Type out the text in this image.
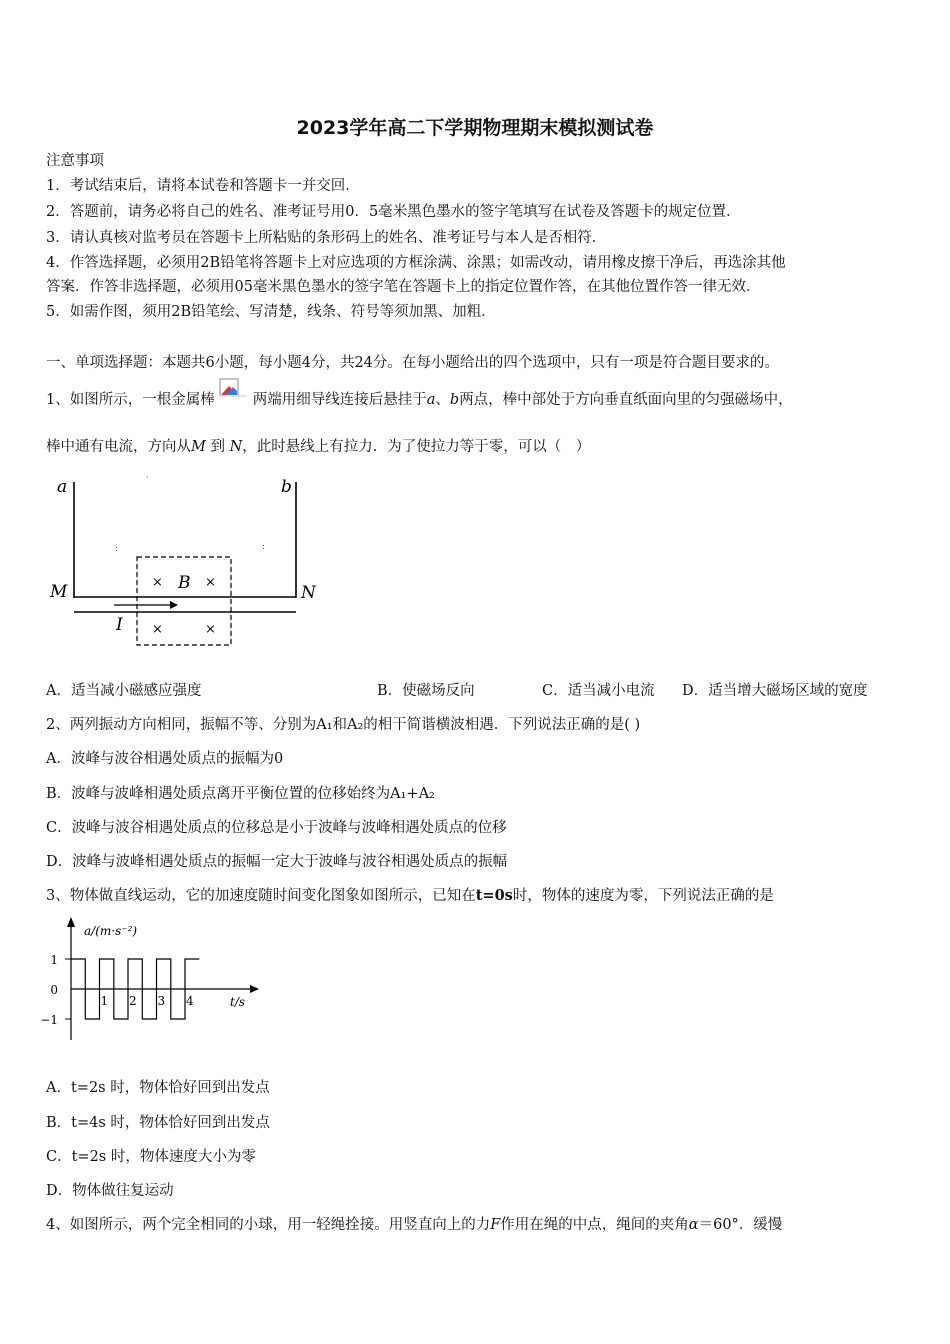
2023学年高二下学期物理期末模拟测试卷
注意事项
1．考试结束后，请将本试卷和答题卡一并交回．
2．答题前，请务必将自己的姓名、准考证号用0．5毫米黑色墨水的签字笔填写在试卷及答题卡的规定位置．
3．请认真核对监考员在答题卡上所粘贴的条形码上的姓名、准考证号与本人是否相符．
4．作答选择题，必须用2B铅笔将答题卡上对应选项的方框涂满、涂黑；如需改动，请用橡皮擦干净后，再选涂其他
答案．作答非选择题，必须用05毫米黑色墨水的签字笔在答题卡上的指定位置作答，在其他位置作答一律无效．
5．如需作图，须用2B铅笔绘、写清楚，线条、符号等须加黑、加粗．
一、单项选择题：本题共6小题，每小题4分，共24分。在每小题给出的四个选项中，只有一项是符合题目要求的。
1、如图所示，一根金属棒	两端用细导线连接后悬挂于a、b两点，棒中部处于方向垂直纸面向里的匀强磁场中，
棒中通有电流，方向从M 到 N，此时悬线上有拉力．为了使拉力等于零，可以（　）
a	b
·
:	:
M	N
×	×
×	×
B
I
A．适当减小磁感应强度	B．使磁场反向	C．适当减小电流 D．适当增大磁场区域的宽度
2、两列振动方向相同，振幅不等、分别为A₁和A₂的相干简谐横波相遇．下列说法正确的是( )
A．波峰与波谷相遇处质点的振幅为0
B．波峰与波峰相遇处质点离开平衡位置的位移始终为A₁+A₂
C．波峰与波谷相遇处质点的位移总是小于波峰与波峰相遇处质点的位移
D．波峰与波峰相遇处质点的振幅一定大于波峰与波谷相遇处质点的振幅
3、物体做直线运动，它的加速度随时间变化图象如图所示，已知在t=0s时，物体的速度为零，下列说法正确的是
a/(m·s⁻²)
t/s
−1
0
1
1 2 3 4
A．t=2s 时，物体恰好回到出发点
B．t=4s 时，物体恰好回到出发点
C．t=2s 时，物体速度大小为零
D．物体做往复运动
4、如图所示，两个完全相同的小球，用一轻绳拴接。用竖直向上的力F作用在绳的中点，绳间的夹角α＝60°．缓慢
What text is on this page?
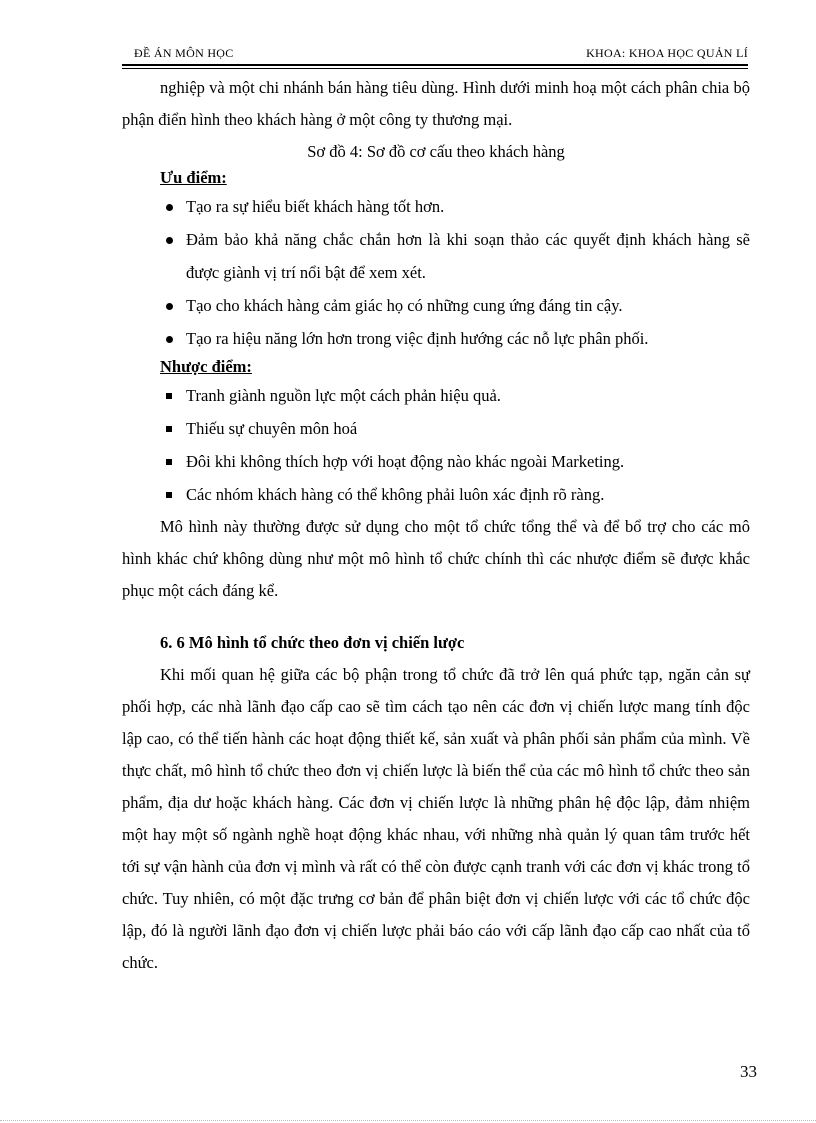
ĐỀ ÁN MÔN HỌC	KHOA: KHOA HỌC QUẢN LÍ

nghiệp và một chi nhánh bán hàng tiêu dùng. Hình dưới minh hoạ một cách phân chia bộ phận điển hình theo khách hàng ở một công ty thương mại.

Sơ đồ 4: Sơ đồ cơ cấu theo khách hàng

Ưu điểm:
Tạo ra sự hiểu biết khách hàng tốt hơn.
Đảm bảo khả năng chắc chắn hơn là khi soạn thảo các quyết định khách hàng sẽ được giành vị trí nổi bật để xem xét.
Tạo cho khách hàng cảm giác họ có những cung ứng đáng tin cậy.
Tạo ra hiệu năng lớn hơn trong việc định hướng các nỗ lực phân phối.
Nhược điểm:
Tranh giành nguồn lực một cách phản hiệu quả.
Thiếu sự chuyên môn hoá
Đôi khi không thích hợp với hoạt động nào khác ngoài Marketing.
Các nhóm khách hàng có thể không phải luôn xác định rõ ràng.

Mô hình này thường được sử dụng cho một tổ chức tổng thể và để bổ trợ cho các mô hình khác chứ không dùng như một mô hình tổ chức chính thì các nhược điểm sẽ được khắc phục một cách đáng kể.

6. 6 Mô hình tổ chức theo đơn vị chiến lược

Khi mối quan hệ giữa các bộ phận trong tổ chức đã trở lên quá phức tạp, ngăn cản sự phối hợp, các nhà lãnh đạo cấp cao sẽ tìm cách tạo nên các đơn vị chiến lược mang tính độc lập cao, có thể tiến hành các hoạt động thiết kế, sản xuất và phân phối sản phẩm của mình. Về thực chất, mô hình tổ chức theo đơn vị chiến lược là biến thể của các mô hình tổ chức theo sản phẩm, địa dư hoặc khách hàng. Các đơn vị chiến lược là những phân hệ độc lập, đảm nhiệm một hay một số ngành nghề hoạt động khác nhau, với những nhà quản lý quan tâm trước hết tới sự vận hành của đơn vị mình và rất có thể còn được cạnh tranh với các đơn vị khác trong tổ chức. Tuy nhiên, có một đặc trưng cơ bản để phân biệt đơn vị chiến lược với các tổ chức độc lập, đó là người lãnh đạo đơn vị chiến lược phải báo cáo với cấp lãnh đạo cấp cao nhất của tổ chức.

33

◇ ◇ ◇ ◇ ◇ ◇ ◇

Find the string "không" in the entries above and return each line that holds it.

#### [FULL ANSWER]
Đôi khi không thích hợp với hoạt động nào khác ngoài Marketing.
Các nhóm khách hàng có thể không phải luôn xác định rõ ràng.
Mô hình này thường được sử dụng cho một tổ chức tổng thể và để bổ trợ cho các mô hình khác chứ không dùng như một mô hình tổ chức chính thì các nhược điểm sẽ được khắc phục một cách đáng kể.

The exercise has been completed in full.